--- start of Data records ---
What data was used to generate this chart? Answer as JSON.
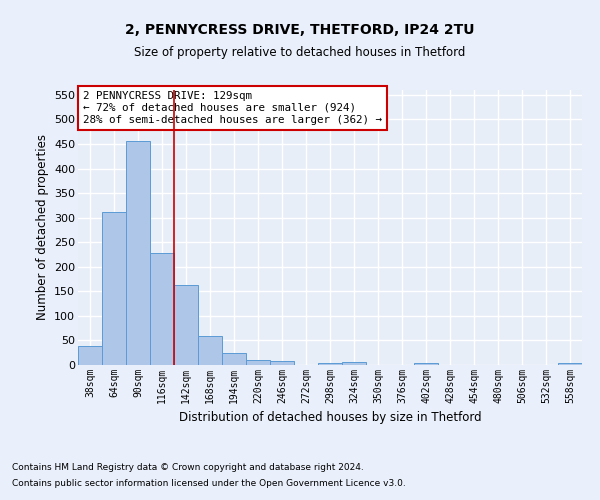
{
  "title1": "2, PENNYCRESS DRIVE, THETFORD, IP24 2TU",
  "title2": "Size of property relative to detached houses in Thetford",
  "xlabel": "Distribution of detached houses by size in Thetford",
  "ylabel": "Number of detached properties",
  "footnote1": "Contains HM Land Registry data © Crown copyright and database right 2024.",
  "footnote2": "Contains public sector information licensed under the Open Government Licence v3.0.",
  "bar_labels": [
    "38sqm",
    "64sqm",
    "90sqm",
    "116sqm",
    "142sqm",
    "168sqm",
    "194sqm",
    "220sqm",
    "246sqm",
    "272sqm",
    "298sqm",
    "324sqm",
    "350sqm",
    "376sqm",
    "402sqm",
    "428sqm",
    "454sqm",
    "480sqm",
    "506sqm",
    "532sqm",
    "558sqm"
  ],
  "bar_values": [
    38,
    311,
    456,
    228,
    162,
    59,
    25,
    11,
    8,
    0,
    5,
    6,
    0,
    0,
    5,
    0,
    0,
    0,
    0,
    0,
    5
  ],
  "bar_color": "#aec6e8",
  "bar_edge_color": "#5b9bd5",
  "fig_bg_color": "#eaf0fb",
  "ax_bg_color": "#e8eef8",
  "grid_color": "#ffffff",
  "red_line_x": 3.5,
  "annotation_text": "2 PENNYCRESS DRIVE: 129sqm\n← 72% of detached houses are smaller (924)\n28% of semi-detached houses are larger (362) →",
  "annotation_box_color": "#ffffff",
  "annotation_box_edge_color": "#cc0000",
  "ylim": [
    0,
    560
  ],
  "yticks": [
    0,
    50,
    100,
    150,
    200,
    250,
    300,
    350,
    400,
    450,
    500,
    550
  ]
}
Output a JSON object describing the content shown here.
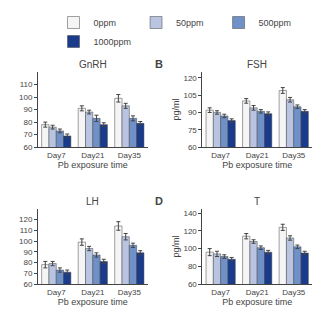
{
  "chart_data": [
    {
      "type": "bar",
      "title": "GnRH",
      "x_label": "Pb exposure time",
      "categories": [
        "Day7",
        "Day21",
        "Day35"
      ],
      "series": [
        {
          "name": "0ppm",
          "color": "#f5f5f5",
          "values": [
            78,
            91,
            99
          ],
          "errors": [
            2.0,
            2.0,
            3.0
          ]
        },
        {
          "name": "50ppm",
          "color": "#b8c4e0",
          "values": [
            76,
            88,
            93
          ],
          "errors": [
            1.5,
            1.5,
            2.0
          ]
        },
        {
          "name": "500ppm",
          "color": "#7090c8",
          "values": [
            73,
            83,
            83
          ],
          "errors": [
            1.5,
            2.5,
            2.0
          ]
        },
        {
          "name": "1000ppm",
          "color": "#1a3a8c",
          "values": [
            69,
            78,
            79
          ],
          "errors": [
            1.5,
            1.5,
            1.5
          ]
        }
      ],
      "ylim": [
        60,
        120
      ],
      "yticks": [
        60,
        70,
        80,
        90,
        100,
        110
      ],
      "grid": false,
      "legend": "top"
    },
    {
      "type": "bar",
      "title": "FSH",
      "x_label": "Pb exposure time",
      "y_label": "pg/ml",
      "annotations": [
        "B"
      ],
      "categories": [
        "Day7",
        "Day21",
        "Day35"
      ],
      "series": [
        {
          "name": "0ppm",
          "color": "#f5f5f5",
          "values": [
            92,
            100,
            109
          ],
          "errors": [
            2.0,
            2.0,
            2.5
          ]
        },
        {
          "name": "50ppm",
          "color": "#b8c4e0",
          "values": [
            90,
            94,
            101
          ],
          "errors": [
            1.5,
            2.0,
            2.0
          ]
        },
        {
          "name": "500ppm",
          "color": "#7090c8",
          "values": [
            87,
            91,
            95
          ],
          "errors": [
            1.5,
            1.5,
            1.5
          ]
        },
        {
          "name": "1000ppm",
          "color": "#1a3a8c",
          "values": [
            83,
            89,
            91
          ],
          "errors": [
            1.5,
            1.5,
            1.5
          ]
        }
      ],
      "ylim": [
        60,
        125
      ],
      "yticks": [
        60,
        75,
        90,
        105,
        120
      ],
      "grid": false,
      "legend": "top"
    },
    {
      "type": "bar",
      "title": "LH",
      "x_label": "Pb exposure time",
      "categories": [
        "Day7",
        "Day21",
        "Day35"
      ],
      "series": [
        {
          "name": "0ppm",
          "color": "#f5f5f5",
          "values": [
            78,
            99,
            114
          ],
          "errors": [
            3.0,
            3.0,
            4.0
          ]
        },
        {
          "name": "50ppm",
          "color": "#b8c4e0",
          "values": [
            79,
            93,
            104
          ],
          "errors": [
            2.0,
            2.0,
            3.0
          ]
        },
        {
          "name": "500ppm",
          "color": "#7090c8",
          "values": [
            73,
            87,
            96
          ],
          "errors": [
            2.0,
            2.0,
            2.0
          ]
        },
        {
          "name": "1000ppm",
          "color": "#1a3a8c",
          "values": [
            71,
            81,
            89
          ],
          "errors": [
            2.0,
            2.0,
            2.0
          ]
        }
      ],
      "ylim": [
        60,
        130
      ],
      "yticks": [
        60,
        70,
        80,
        90,
        100,
        110,
        120
      ],
      "grid": false,
      "legend": "top"
    },
    {
      "type": "bar",
      "title": "T",
      "x_label": "Pb exposure time",
      "y_label": "pg/ml",
      "annotations": [
        "D"
      ],
      "categories": [
        "Day7",
        "Day21",
        "Day35"
      ],
      "series": [
        {
          "name": "0ppm",
          "color": "#f5f5f5",
          "values": [
            96,
            114,
            124
          ],
          "errors": [
            4.0,
            3.0,
            3.5
          ]
        },
        {
          "name": "50ppm",
          "color": "#b8c4e0",
          "values": [
            94,
            108,
            112
          ],
          "errors": [
            3.0,
            2.0,
            2.5
          ]
        },
        {
          "name": "500ppm",
          "color": "#7090c8",
          "values": [
            91,
            101,
            102
          ],
          "errors": [
            2.0,
            2.0,
            2.0
          ]
        },
        {
          "name": "1000ppm",
          "color": "#1a3a8c",
          "values": [
            88,
            96,
            95
          ],
          "errors": [
            2.0,
            2.0,
            2.0
          ]
        }
      ],
      "ylim": [
        60,
        145
      ],
      "yticks": [
        60,
        80,
        100,
        120,
        140
      ],
      "grid": false,
      "legend": "top"
    }
  ]
}
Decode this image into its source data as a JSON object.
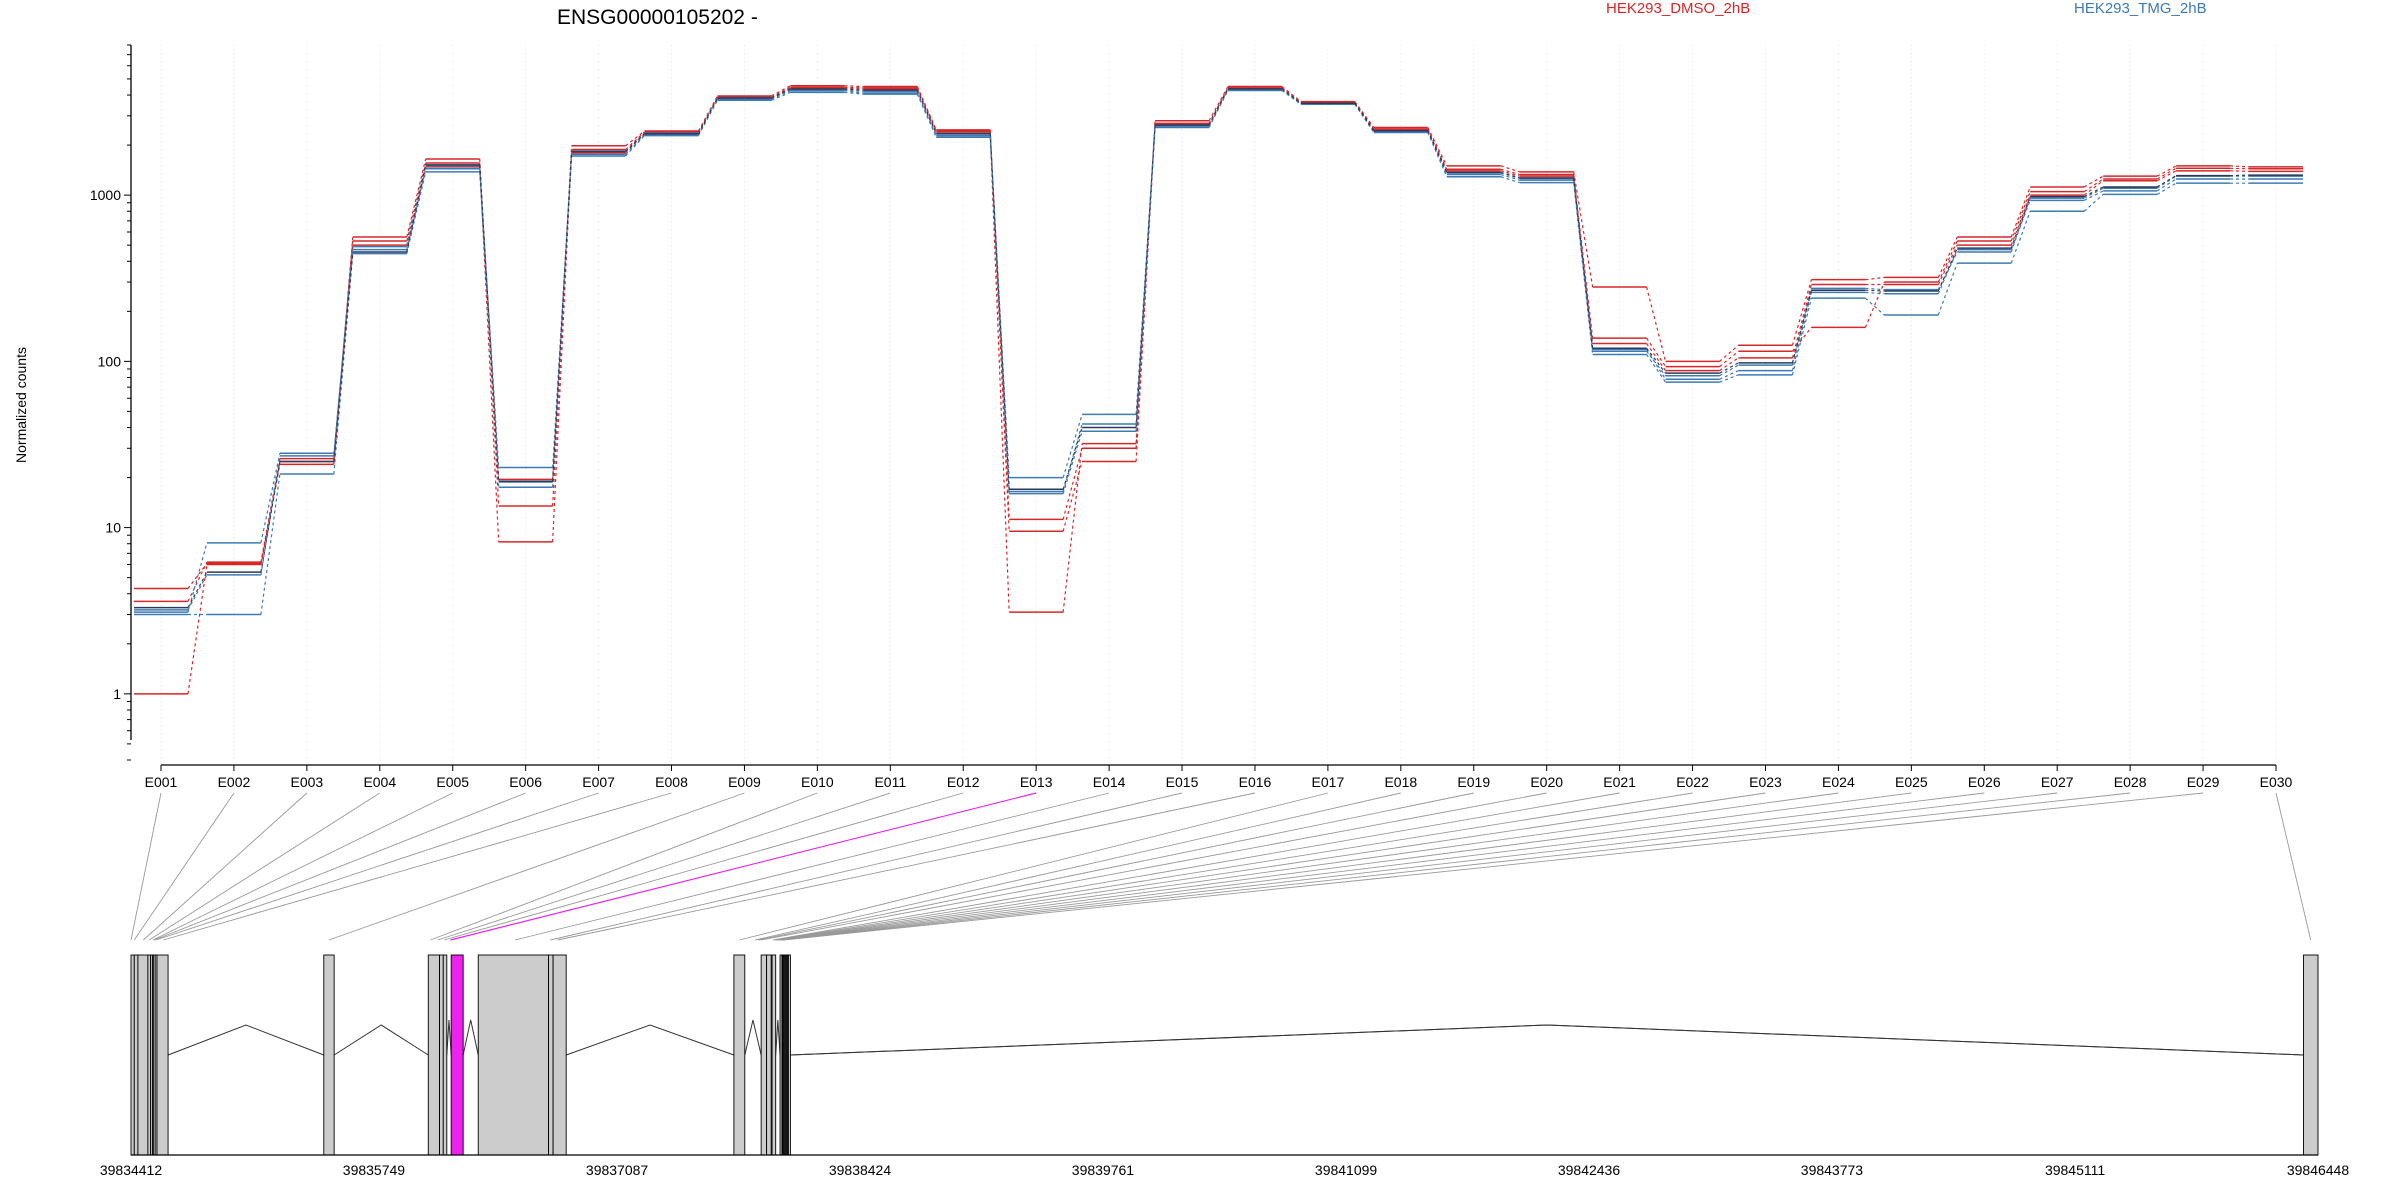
{
  "chart_data": {
    "type": "line",
    "title": "ENSG00000105202 -",
    "ylabel": "Normalized counts",
    "xlabel": "",
    "yscale": "log",
    "ylim": [
      0.4,
      8000
    ],
    "y_ticks": [
      1,
      10,
      100,
      1000
    ],
    "y_tick_labels": [
      "1",
      "10",
      "100",
      "1000"
    ],
    "grid": "vertical dotted",
    "legend_position": "top",
    "categories": [
      "E001",
      "E002",
      "E003",
      "E004",
      "E005",
      "E006",
      "E007",
      "E008",
      "E009",
      "E010",
      "E011",
      "E012",
      "E013",
      "E014",
      "E015",
      "E016",
      "E017",
      "E018",
      "E019",
      "E020",
      "E021",
      "E022",
      "E023",
      "E024",
      "E025",
      "E026",
      "E027",
      "E028",
      "E029",
      "E030"
    ],
    "conditions": [
      {
        "name": "HEK293_DMSO_2hB",
        "color": "#d62728"
      },
      {
        "name": "HEK293_TMG_2hB",
        "color": "#3d7ab3"
      }
    ],
    "series": [
      {
        "condition": 0,
        "color": "#d62728",
        "values": [
          4.3,
          6.1,
          25,
          560,
          1650,
          13.5,
          1980,
          2430,
          3950,
          4550,
          4500,
          2470,
          11.2,
          30,
          2800,
          4500,
          3650,
          2550,
          1500,
          1380,
          280,
          100,
          125,
          310,
          320,
          560,
          1120,
          1300,
          1500,
          1480
        ]
      },
      {
        "condition": 0,
        "color": "#d62728",
        "values": [
          3.6,
          6.2,
          26,
          530,
          1560,
          8.2,
          1880,
          2400,
          3880,
          4450,
          4420,
          2440,
          9.5,
          25,
          2700,
          4420,
          3620,
          2500,
          1430,
          1330,
          138,
          93,
          115,
          160,
          300,
          530,
          1050,
          1250,
          1450,
          1440
        ]
      },
      {
        "condition": 0,
        "color": "#d62728",
        "values": [
          1.0,
          6.0,
          24,
          500,
          1480,
          19.5,
          1800,
          2350,
          3820,
          4400,
          4350,
          2400,
          3.1,
          32,
          2650,
          4380,
          3580,
          2460,
          1400,
          1300,
          128,
          88,
          105,
          290,
          290,
          500,
          1000,
          1220,
          1400,
          1390
        ]
      },
      {
        "condition": 1,
        "color": "#3d7ab3",
        "values": [
          3.1,
          8.1,
          28,
          470,
          1440,
          23,
          1760,
          2300,
          3780,
          4250,
          4100,
          2280,
          20,
          48,
          2570,
          4300,
          3540,
          2410,
          1330,
          1230,
          118,
          78,
          88,
          260,
          255,
          470,
          930,
          1060,
          1250,
          1250
        ]
      },
      {
        "condition": 1,
        "color": "#3d7ab3",
        "values": [
          3.0,
          3.0,
          21,
          445,
          1380,
          17.5,
          1720,
          2280,
          3720,
          4150,
          4050,
          2230,
          16,
          38,
          2550,
          4260,
          3520,
          2380,
          1290,
          1190,
          110,
          75,
          83,
          240,
          190,
          390,
          800,
          1010,
          1180,
          1180
        ]
      },
      {
        "condition": 1,
        "color": "#3d7ab3",
        "values": [
          3.2,
          5.2,
          27,
          490,
          1500,
          18.8,
          1840,
          2360,
          3850,
          4300,
          4200,
          2330,
          16.5,
          42,
          2620,
          4340,
          3560,
          2430,
          1360,
          1260,
          115,
          82,
          95,
          275,
          270,
          455,
          960,
          1100,
          1300,
          1300
        ]
      },
      {
        "condition": 1,
        "color": "#2b3a5a",
        "values": [
          3.3,
          5.4,
          25,
          455,
          1520,
          19,
          1830,
          2340,
          3840,
          4350,
          4280,
          2350,
          17,
          40,
          2640,
          4360,
          3570,
          2440,
          1370,
          1270,
          120,
          85,
          98,
          268,
          265,
          480,
          980,
          1120,
          1310,
          1320
        ]
      }
    ],
    "gene_model": {
      "coord_labels": [
        "39834412",
        "39835749",
        "39837087",
        "39838424",
        "39839761",
        "39841099",
        "39842436",
        "39843773",
        "39845111",
        "39846448"
      ],
      "coord_values": [
        39834412,
        39835749,
        39837087,
        39838424,
        39839761,
        39841099,
        39842436,
        39843773,
        39845111,
        39846448
      ],
      "highlight_exon": "E013",
      "highlight_color": "#ee22ee",
      "exon_color": "#cccccc",
      "blocks": [
        {
          "start": 39834412,
          "end": 39834616
        },
        {
          "start": 39835473,
          "end": 39835530
        },
        {
          "start": 39836048,
          "end": 39836110
        },
        {
          "start": 39836130,
          "end": 39836150
        },
        {
          "start": 39836174,
          "end": 39836240
        },
        {
          "start": 39836323,
          "end": 39836710
        },
        {
          "start": 39836735,
          "end": 39836807
        },
        {
          "start": 39837730,
          "end": 39837790
        },
        {
          "start": 39837880,
          "end": 39837935
        },
        {
          "start": 39837940,
          "end": 39837960
        },
        {
          "start": 39837984,
          "end": 39838040
        }
      ],
      "exons": [
        {
          "id": "E001",
          "start": 39834412,
          "end": 39834430,
          "link_to": 39834412
        },
        {
          "id": "E002",
          "start": 39834430,
          "end": 39834450,
          "link_to": 39834430
        },
        {
          "id": "E003",
          "start": 39834450,
          "end": 39834505,
          "link_to": 39834480
        },
        {
          "id": "E004",
          "start": 39834505,
          "end": 39834520,
          "link_to": 39834512
        },
        {
          "start": 39834520,
          "end": 39834530,
          "link_to": 39834525
        },
        {
          "id": "E005",
          "start": 39834530,
          "end": 39834535,
          "link_to": 39834533
        },
        {
          "id": "E006",
          "start": 39834535,
          "end": 39834545,
          "link_to": 39834540
        },
        {
          "id": "E007",
          "start": 39834545,
          "end": 39834555,
          "link_to": 39834550
        },
        {
          "id": "E008",
          "start": 39834555,
          "end": 39834616,
          "link_to": 39834590
        },
        {
          "id": "E009",
          "start": 39835473,
          "end": 39835530,
          "link_to": 39835501
        },
        {
          "id": "E010",
          "start": 39836048,
          "end": 39836110,
          "link_to": 39836060
        },
        {
          "id": "E011",
          "start": 39836130,
          "end": 39836150,
          "link_to": 39836100
        },
        {
          "id": "E012",
          "start": 39836110,
          "end": 39836130,
          "link_to": 39836135
        },
        {
          "id": "E013",
          "start": 39836174,
          "end": 39836240,
          "link_to": 39836170
        },
        {
          "id": "E014",
          "start": 39836323,
          "end": 39836710,
          "link_to": 39836525
        },
        {
          "id": "E015",
          "start": 39836710,
          "end": 39836735,
          "link_to": 39836720
        },
        {
          "id": "E016",
          "start": 39836735,
          "end": 39836807,
          "link_to": 39836760
        },
        {
          "id": "E017",
          "start": 39837730,
          "end": 39837790,
          "link_to": 39837760
        },
        {
          "id": "E018",
          "start": 39837880,
          "end": 39837910,
          "link_to": 39837847
        },
        {
          "id": "E019",
          "start": 39837910,
          "end": 39837935,
          "link_to": 39837863
        },
        {
          "id": "E020",
          "start": 39837940,
          "end": 39837960,
          "link_to": 39837878
        },
        {
          "id": "E021",
          "start": 39837984,
          "end": 39837995,
          "link_to": 39837945
        },
        {
          "id": "E022",
          "start": 39837995,
          "end": 39838000,
          "link_to": 39837955
        },
        {
          "id": "E023",
          "start": 39838000,
          "end": 39838005,
          "link_to": 39837962
        },
        {
          "id": "E024",
          "start": 39838005,
          "end": 39838010,
          "link_to": 39837968
        },
        {
          "id": "E025",
          "start": 39838010,
          "end": 39838015,
          "link_to": 39837975
        },
        {
          "id": "E026",
          "start": 39838015,
          "end": 39838020,
          "link_to": 39837982
        },
        {
          "id": "E027",
          "start": 39838020,
          "end": 39838025,
          "link_to": 39837989
        },
        {
          "id": "E028",
          "start": 39838025,
          "end": 39838030,
          "link_to": 39837996
        },
        {
          "id": "E029",
          "start": 39838030,
          "end": 39838040,
          "link_to": 39838003
        },
        {
          "id": "E030",
          "start": 39846368,
          "end": 39846448,
          "link_to": 39846408
        }
      ]
    }
  }
}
--- end of Data records ---
**Instruction:** Using the records above, list each line that includes "PENNYCRESS".

**Answer to the exercise:**
  "title1": "2, PENNYCRESS DRIVE, THETFORD, IP24 2TU",
  "annotation_text": "2 PENNYCRESS DRIVE: 129sqm\n← 72% of detached houses are smaller (924)\n28% of semi-detached houses are larger (362) →",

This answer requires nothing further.